- **Exercise task**
Each line that holds the word "peak" should be returned.
──────── Records for processing ────────
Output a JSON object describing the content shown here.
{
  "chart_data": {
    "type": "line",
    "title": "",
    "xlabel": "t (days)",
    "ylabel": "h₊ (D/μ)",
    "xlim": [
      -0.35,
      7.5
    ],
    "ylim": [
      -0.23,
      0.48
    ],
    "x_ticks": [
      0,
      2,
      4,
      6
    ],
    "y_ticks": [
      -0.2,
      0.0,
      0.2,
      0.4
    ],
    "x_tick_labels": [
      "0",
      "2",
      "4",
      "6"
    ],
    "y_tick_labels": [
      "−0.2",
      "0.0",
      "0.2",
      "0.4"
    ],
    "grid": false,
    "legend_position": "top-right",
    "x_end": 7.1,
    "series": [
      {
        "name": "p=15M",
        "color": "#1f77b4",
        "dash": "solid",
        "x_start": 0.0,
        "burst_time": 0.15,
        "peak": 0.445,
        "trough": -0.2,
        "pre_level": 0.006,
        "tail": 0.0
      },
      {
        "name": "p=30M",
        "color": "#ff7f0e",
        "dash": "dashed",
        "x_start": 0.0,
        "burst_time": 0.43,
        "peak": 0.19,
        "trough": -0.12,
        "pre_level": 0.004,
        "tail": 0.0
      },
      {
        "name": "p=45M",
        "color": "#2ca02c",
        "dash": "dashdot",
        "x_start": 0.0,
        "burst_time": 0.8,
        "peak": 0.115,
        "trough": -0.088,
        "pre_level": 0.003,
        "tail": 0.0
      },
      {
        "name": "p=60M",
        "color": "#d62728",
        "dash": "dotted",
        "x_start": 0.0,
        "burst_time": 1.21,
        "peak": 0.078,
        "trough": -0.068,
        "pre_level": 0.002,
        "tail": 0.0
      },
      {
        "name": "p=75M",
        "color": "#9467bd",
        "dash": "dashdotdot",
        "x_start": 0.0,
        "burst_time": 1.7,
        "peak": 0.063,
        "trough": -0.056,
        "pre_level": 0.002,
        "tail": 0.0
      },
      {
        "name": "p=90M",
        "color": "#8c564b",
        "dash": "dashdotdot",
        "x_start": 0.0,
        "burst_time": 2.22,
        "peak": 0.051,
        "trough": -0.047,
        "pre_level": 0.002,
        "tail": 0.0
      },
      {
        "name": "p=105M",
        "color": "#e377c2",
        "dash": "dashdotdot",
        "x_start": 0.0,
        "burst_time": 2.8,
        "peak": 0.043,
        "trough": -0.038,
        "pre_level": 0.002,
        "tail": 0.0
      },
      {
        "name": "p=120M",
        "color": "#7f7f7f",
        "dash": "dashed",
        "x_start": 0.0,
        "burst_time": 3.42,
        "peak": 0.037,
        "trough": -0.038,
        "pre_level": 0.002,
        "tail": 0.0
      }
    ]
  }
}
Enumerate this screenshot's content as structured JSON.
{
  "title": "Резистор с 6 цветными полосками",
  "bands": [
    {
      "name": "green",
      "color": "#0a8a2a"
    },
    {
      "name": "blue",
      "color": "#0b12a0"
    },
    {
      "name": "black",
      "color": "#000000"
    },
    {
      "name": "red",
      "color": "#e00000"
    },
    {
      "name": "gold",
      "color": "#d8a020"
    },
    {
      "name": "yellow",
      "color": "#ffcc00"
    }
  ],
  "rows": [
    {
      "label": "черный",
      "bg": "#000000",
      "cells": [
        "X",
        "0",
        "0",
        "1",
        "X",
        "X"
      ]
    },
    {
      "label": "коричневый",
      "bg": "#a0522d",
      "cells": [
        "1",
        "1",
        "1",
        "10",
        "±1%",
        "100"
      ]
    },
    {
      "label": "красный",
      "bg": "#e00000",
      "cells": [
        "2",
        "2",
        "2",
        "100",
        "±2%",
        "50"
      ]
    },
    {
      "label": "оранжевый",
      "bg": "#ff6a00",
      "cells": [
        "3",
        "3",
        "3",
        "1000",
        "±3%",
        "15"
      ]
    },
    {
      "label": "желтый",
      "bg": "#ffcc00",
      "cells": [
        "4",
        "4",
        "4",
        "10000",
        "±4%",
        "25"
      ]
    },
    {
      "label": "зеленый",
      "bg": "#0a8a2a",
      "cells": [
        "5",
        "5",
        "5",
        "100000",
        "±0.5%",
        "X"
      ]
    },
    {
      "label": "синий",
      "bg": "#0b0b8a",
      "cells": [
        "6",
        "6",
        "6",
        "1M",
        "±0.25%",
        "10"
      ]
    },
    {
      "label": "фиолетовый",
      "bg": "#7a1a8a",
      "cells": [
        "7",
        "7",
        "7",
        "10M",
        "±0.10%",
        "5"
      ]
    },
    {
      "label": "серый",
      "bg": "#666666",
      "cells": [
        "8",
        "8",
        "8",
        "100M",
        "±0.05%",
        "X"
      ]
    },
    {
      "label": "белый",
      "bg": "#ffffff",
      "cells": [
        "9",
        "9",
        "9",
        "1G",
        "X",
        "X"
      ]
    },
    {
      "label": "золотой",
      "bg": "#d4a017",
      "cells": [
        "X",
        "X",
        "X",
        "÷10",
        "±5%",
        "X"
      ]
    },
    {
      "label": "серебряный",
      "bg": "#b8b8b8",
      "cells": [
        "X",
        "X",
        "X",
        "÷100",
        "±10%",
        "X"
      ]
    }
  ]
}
────────
- **Task answer**
        "peak": 0.445,
        "peak": 0.19,
        "peak": 0.115,
        "peak": 0.078,
        "peak": 0.063,
        "peak": 0.051,
        "peak": 0.043,
        "peak": 0.037,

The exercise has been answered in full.